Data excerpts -
————
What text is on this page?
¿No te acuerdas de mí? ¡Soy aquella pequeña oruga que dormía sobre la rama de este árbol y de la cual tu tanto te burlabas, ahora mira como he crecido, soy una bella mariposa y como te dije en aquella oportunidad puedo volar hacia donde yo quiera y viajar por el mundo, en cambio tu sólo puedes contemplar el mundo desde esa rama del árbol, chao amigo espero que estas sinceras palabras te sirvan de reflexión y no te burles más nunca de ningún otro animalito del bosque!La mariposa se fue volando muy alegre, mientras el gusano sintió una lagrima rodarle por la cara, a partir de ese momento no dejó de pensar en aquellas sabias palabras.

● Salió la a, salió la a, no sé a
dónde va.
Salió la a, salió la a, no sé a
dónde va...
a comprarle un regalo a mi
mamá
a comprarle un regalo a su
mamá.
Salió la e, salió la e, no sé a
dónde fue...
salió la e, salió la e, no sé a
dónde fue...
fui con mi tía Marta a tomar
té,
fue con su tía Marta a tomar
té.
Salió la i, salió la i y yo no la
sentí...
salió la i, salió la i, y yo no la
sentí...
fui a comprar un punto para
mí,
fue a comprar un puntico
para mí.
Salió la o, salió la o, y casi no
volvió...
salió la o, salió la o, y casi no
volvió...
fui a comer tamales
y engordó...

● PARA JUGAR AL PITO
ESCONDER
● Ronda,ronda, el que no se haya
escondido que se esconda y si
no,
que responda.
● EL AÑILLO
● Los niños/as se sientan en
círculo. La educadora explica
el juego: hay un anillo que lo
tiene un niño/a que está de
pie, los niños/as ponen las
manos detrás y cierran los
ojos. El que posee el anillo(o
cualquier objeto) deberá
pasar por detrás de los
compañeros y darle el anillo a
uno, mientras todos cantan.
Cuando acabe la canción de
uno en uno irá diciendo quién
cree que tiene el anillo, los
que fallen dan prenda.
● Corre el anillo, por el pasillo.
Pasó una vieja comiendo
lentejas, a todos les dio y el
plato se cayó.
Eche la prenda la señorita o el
————
Goal of the exercise - Write every record out again, unaltered.

Exercise result -
What text is on this page?
¿No te acuerdas de mí? ¡Soy aquella pequeña oruga que dormía sobre la rama de este árbol y de la cual tu tanto te burlabas, ahora mira como he crecido, soy una bella mariposa y como te dije en aquella oportunidad puedo volar hacia donde yo quiera y viajar por el mundo, en cambio tu sólo puedes contemplar el mundo desde esa rama del árbol, chao amigo espero que estas sinceras palabras te sirvan de reflexión y no te burles más nunca de ningún otro animalito del bosque!La mariposa se fue volando muy alegre, mientras el gusano sintió una lagrima rodarle por la cara, a partir de ese momento no dejó de pensar en aquellas sabias palabras.

● Salió la a, salió la a, no sé a
dónde va.
Salió la a, salió la a, no sé a
dónde va...
a comprarle un regalo a mi
mamá
a comprarle un regalo a su
mamá.
Salió la e, salió la e, no sé a
dónde fue...
salió la e, salió la e, no sé a
dónde fue...
fui con mi tía Marta a tomar
té,
fue con su tía Marta a tomar
té.
Salió la i, salió la i y yo no la
sentí...
salió la i, salió la i, y yo no la
sentí...
fui a comprar un punto para
mí,
fue a comprar un puntico
para mí.
Salió la o, salió la o, y casi no
volvió...
salió la o, salió la o, y casi no
volvió...
fui a comer tamales
y engordó...

● PARA JUGAR AL PITO
ESCONDER
● Ronda,ronda, el que no se haya
escondido que se esconda y si
no,
que responda.
● EL AÑILLO
● Los niños/as se sientan en
círculo. La educadora explica
el juego: hay un anillo que lo
tiene un niño/a que está de
pie, los niños/as ponen las
manos detrás y cierran los
ojos. El que posee el anillo(o
cualquier objeto) deberá
pasar por detrás de los
compañeros y darle el anillo a
uno, mientras todos cantan.
Cuando acabe la canción de
uno en uno irá diciendo quién
cree que tiene el anillo, los
que fallen dan prenda.
● Corre el anillo, por el pasillo.
Pasó una vieja comiendo
lentejas, a todos les dio y el
plato se cayó.
Eche la prenda la señorita o el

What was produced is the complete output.